防風林「ツーリストシップで旅行者も受け入れ先も幸せに【2025年11月1週号】」

 ▼円安などを追い風に訪日客数の年間4千万人超えが見えてきた。1~9月の推計は前年同期比17.7%増の3165万人と、最速で3000万人を突破。一部観光地などは"多国籍化"が日常になっている。
 ▼経済効果は大きく、9月までの宿泊や買い物などの消費額は約6兆9000億円に上る。地域の雇用創出や税収増などに加え、米を含む日本産農畜産物の需要拡大にも寄与。一方で、治安の悪化などを含めオーバーツーリズム(観光公害)も顕在化している。
 ▼2030年に訪日客6000万人を掲げる政府は、観光公害対策と併せて地方への誘客を進める方針。高市早苗首相は所信表明で訪日観光の重要性を強調するとともに、一部の外国人による違法・ルール逸脱行為には毅然と対応するとした。
 ▼近年は"ツーリストシップ"という考え方が注目を集めているそうだ。スポーツマンシップの旅行者版で、旅先に配慮し貢献しながら交流を楽しむ姿勢・行動を指す。人々をその地に引きつける魅力は、そこで暮らす人たちが守っている。秋の行楽シーズンも終盤を迎えた。国内外を問わず、旅行者も受け入れ地域も、共に幸せになる異文化交流を広げたい。

▸ 記述問題 1:
訪日観光に関するコラムによると、政府が掲げる2030年の訪日客数の目標は何人か。
▸ 記述問題 2:
訪日観光に関するコラムから、「防風林「ツーリストシップで旅行者も受け入れ先も幸せに【2025年11月1週号】」」に始まり「になる異文化交流を広げたい。」に終わる部分を一字一句そのまま書き写せ。

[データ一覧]
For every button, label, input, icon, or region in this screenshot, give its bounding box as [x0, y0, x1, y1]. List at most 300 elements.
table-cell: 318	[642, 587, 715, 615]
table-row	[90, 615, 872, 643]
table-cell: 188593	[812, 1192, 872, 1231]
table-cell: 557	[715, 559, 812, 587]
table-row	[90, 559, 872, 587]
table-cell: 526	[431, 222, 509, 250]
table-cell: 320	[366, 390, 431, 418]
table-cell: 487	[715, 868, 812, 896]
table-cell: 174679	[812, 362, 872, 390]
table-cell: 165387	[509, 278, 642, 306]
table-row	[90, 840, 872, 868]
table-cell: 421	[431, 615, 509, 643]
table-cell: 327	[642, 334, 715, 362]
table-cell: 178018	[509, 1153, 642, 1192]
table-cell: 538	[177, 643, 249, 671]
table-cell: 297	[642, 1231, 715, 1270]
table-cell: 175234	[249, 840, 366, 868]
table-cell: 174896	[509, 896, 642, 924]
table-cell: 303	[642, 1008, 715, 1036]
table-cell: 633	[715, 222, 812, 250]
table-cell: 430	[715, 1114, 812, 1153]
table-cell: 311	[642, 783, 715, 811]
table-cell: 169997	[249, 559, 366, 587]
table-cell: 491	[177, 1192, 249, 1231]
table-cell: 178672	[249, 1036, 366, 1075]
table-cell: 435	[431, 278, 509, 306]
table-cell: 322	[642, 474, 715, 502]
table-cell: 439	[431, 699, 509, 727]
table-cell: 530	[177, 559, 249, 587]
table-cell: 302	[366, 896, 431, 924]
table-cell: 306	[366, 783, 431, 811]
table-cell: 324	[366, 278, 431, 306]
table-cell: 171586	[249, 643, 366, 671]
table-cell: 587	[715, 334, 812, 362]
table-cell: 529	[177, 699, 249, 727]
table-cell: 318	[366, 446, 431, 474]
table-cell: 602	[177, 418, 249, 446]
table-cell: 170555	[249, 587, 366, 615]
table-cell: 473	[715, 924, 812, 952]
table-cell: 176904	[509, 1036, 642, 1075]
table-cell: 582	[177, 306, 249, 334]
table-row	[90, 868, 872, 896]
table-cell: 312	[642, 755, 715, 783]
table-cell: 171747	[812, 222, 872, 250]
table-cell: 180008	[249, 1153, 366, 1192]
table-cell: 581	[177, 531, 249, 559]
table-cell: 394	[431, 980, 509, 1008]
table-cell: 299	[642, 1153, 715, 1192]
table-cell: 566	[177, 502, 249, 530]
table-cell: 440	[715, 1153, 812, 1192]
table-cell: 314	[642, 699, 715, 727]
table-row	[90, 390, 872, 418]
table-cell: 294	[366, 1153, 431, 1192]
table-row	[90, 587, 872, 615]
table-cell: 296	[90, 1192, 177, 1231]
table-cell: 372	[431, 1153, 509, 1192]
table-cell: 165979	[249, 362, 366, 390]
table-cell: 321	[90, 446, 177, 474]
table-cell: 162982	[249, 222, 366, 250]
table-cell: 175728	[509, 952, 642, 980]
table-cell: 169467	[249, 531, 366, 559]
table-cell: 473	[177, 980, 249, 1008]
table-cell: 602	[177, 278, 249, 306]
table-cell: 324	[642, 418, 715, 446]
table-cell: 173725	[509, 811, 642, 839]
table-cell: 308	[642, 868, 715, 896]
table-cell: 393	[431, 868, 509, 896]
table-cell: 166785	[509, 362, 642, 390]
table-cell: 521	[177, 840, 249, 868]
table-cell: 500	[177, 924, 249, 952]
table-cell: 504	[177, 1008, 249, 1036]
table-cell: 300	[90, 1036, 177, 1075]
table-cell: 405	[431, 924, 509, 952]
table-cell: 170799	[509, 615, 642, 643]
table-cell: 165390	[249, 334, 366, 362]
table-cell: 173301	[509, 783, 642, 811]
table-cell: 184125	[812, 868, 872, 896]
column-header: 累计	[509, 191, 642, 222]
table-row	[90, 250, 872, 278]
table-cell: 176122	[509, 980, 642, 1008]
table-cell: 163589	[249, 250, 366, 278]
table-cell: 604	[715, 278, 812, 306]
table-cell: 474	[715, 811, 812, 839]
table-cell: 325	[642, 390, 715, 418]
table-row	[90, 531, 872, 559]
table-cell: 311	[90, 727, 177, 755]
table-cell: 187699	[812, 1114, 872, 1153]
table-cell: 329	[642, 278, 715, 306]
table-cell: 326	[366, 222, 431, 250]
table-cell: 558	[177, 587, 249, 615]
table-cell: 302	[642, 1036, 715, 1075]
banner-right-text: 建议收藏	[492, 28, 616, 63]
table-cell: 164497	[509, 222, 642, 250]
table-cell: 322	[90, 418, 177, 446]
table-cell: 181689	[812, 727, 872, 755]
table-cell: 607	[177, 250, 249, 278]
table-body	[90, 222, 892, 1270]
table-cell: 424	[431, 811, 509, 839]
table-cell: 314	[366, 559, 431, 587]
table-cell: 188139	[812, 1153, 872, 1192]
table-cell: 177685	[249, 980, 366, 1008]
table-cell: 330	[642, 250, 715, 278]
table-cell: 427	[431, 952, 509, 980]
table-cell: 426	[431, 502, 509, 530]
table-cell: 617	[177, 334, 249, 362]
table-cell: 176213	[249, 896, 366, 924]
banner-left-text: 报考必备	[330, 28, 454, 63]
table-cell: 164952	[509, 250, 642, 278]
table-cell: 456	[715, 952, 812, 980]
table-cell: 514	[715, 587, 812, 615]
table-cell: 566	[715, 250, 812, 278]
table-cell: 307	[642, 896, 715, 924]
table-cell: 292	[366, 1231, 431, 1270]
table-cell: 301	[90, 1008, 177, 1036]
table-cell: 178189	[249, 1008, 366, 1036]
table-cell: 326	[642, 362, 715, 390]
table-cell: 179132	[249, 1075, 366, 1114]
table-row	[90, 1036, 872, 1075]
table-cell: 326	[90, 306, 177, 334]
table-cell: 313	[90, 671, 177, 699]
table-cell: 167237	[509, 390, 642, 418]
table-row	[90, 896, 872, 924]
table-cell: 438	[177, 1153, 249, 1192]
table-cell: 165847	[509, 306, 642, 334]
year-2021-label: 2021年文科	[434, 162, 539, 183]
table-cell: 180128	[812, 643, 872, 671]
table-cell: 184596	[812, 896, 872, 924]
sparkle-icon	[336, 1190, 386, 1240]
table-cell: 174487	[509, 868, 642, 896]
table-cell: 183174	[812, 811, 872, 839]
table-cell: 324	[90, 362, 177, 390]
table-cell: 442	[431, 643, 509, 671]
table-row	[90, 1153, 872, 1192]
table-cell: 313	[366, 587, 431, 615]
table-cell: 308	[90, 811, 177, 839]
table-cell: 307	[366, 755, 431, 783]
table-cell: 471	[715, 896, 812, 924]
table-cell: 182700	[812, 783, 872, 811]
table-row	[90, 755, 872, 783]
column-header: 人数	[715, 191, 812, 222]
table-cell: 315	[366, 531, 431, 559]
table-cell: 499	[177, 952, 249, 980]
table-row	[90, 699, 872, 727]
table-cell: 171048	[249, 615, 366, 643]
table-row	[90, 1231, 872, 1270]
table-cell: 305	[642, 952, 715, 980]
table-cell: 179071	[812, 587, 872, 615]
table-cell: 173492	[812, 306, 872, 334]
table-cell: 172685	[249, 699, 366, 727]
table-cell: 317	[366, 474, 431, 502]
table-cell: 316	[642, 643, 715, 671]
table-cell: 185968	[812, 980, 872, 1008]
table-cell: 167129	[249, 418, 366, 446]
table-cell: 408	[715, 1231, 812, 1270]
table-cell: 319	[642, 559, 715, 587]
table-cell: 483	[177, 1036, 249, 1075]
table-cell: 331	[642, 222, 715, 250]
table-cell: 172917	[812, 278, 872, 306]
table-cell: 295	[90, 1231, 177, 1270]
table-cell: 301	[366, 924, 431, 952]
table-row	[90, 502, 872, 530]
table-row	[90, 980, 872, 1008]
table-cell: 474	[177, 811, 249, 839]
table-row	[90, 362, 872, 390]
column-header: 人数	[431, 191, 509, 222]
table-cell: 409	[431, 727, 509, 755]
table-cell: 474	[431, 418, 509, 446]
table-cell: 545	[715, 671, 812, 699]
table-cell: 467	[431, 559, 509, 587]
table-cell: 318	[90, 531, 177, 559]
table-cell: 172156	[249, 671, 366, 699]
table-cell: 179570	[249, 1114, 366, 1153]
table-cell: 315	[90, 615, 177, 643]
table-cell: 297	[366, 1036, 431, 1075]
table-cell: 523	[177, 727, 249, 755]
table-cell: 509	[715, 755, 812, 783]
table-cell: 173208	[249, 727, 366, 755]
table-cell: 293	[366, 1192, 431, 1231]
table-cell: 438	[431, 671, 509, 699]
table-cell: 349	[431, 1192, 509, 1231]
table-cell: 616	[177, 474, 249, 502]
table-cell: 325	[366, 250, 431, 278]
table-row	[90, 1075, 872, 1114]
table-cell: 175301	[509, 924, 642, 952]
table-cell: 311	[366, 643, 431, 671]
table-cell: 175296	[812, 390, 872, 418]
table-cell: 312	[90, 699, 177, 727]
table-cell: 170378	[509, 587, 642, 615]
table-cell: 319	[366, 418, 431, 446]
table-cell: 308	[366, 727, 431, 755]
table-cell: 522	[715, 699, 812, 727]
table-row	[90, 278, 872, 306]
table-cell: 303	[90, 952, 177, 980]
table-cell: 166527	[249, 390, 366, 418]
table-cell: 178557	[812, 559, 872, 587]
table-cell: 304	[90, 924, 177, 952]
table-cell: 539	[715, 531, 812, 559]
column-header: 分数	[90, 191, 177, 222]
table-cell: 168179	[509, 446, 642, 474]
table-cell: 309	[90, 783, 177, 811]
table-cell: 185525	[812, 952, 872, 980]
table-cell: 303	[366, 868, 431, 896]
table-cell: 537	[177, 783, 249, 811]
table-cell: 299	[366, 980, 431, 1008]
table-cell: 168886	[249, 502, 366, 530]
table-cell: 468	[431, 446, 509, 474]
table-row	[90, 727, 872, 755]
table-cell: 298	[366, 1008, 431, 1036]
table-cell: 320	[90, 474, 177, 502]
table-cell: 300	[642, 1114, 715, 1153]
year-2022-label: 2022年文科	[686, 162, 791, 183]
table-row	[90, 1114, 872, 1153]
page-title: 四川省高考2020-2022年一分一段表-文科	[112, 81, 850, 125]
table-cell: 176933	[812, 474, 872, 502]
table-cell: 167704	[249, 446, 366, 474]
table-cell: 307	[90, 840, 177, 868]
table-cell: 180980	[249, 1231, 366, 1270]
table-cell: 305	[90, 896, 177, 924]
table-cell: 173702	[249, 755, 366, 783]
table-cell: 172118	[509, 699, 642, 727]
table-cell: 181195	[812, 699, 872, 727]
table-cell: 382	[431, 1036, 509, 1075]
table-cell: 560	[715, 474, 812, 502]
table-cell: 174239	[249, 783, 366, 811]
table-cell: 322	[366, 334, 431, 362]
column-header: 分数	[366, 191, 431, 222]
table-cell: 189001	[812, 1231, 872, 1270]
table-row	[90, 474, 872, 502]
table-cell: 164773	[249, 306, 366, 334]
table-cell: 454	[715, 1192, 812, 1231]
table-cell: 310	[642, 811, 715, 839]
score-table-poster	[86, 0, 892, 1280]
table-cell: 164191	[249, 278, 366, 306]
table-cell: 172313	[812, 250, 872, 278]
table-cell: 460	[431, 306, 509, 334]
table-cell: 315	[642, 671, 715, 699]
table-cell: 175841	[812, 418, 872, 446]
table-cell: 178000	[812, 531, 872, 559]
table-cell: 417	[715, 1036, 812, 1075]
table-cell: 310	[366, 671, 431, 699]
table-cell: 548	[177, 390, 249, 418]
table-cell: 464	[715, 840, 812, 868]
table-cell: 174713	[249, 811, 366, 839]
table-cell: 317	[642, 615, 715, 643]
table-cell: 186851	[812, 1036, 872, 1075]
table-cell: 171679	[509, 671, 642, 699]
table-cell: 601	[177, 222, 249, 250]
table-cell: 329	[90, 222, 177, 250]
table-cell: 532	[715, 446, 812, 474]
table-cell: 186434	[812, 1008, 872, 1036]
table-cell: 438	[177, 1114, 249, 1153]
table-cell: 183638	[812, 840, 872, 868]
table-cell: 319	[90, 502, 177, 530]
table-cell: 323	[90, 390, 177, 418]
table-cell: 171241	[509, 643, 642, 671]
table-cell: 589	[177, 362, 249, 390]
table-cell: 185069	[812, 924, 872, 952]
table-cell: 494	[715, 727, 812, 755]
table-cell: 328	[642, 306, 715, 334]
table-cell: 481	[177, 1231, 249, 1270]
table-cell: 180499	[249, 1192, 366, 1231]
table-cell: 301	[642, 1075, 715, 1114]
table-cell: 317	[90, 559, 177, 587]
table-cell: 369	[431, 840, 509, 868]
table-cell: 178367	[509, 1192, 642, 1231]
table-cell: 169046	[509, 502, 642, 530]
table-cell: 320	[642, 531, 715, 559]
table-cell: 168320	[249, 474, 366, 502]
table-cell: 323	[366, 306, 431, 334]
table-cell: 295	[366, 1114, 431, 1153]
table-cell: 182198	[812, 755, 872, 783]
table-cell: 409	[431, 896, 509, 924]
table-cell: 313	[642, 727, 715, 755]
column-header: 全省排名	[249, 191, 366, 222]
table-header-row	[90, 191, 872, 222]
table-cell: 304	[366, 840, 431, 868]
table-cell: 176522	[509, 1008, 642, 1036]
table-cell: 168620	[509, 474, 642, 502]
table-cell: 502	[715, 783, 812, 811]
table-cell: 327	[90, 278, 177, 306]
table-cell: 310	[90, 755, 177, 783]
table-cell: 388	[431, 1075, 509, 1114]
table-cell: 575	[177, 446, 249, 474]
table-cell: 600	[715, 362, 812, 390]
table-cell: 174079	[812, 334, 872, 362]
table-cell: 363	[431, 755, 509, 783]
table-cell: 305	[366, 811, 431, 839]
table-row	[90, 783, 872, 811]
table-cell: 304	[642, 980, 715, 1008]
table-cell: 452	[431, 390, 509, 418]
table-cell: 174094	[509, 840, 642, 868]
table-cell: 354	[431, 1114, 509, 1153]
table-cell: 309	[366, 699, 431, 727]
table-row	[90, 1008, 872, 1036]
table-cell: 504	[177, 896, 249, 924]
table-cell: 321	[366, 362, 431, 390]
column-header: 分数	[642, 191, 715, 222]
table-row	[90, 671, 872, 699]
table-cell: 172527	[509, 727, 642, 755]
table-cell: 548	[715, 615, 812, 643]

▸ 解答 1:
6000万人

▸ 解答 2:
防風林「ツーリストシップで旅行者も受け入れ先も幸せに【2025年11月1週号】」

 ▼円安などを追い風に訪日客数の年間4千万人超えが見えてきた。1~9月の推計は前年同期比17.7%増の3165万人と、最速で3000万人を突破。一部観光地などは"多国籍化"が日常になっている。
 ▼経済効果は大きく、9月までの宿泊や買い物などの消費額は約6兆9000億円に上る。地域の雇用創出や税収増などに加え、米を含む日本産農畜産物の需要拡大にも寄与。一方で、治安の悪化などを含めオーバーツーリズム(観光公害)も顕在化している。
 ▼2030年に訪日客6000万人を掲げる政府は、観光公害対策と併せて地方への誘客を進める方針。高市早苗首相は所信表明で訪日観光の重要性を強調するとともに、一部の外国人による違法・ルール逸脱行為には毅然と対応するとした。
 ▼近年は"ツーリストシップ"という考え方が注目を集めているそうだ。スポーツマンシップの旅行者版で、旅先に配慮し貢献しながら交流を楽しむ姿勢・行動を指す。人々をその地に引きつける魅力は、そこで暮らす人たちが守っている。秋の行楽シーズンも終盤を迎えた。国内外を問わず、旅行者も受け入れ地域も、共に幸せになる異文化交流を広げたい。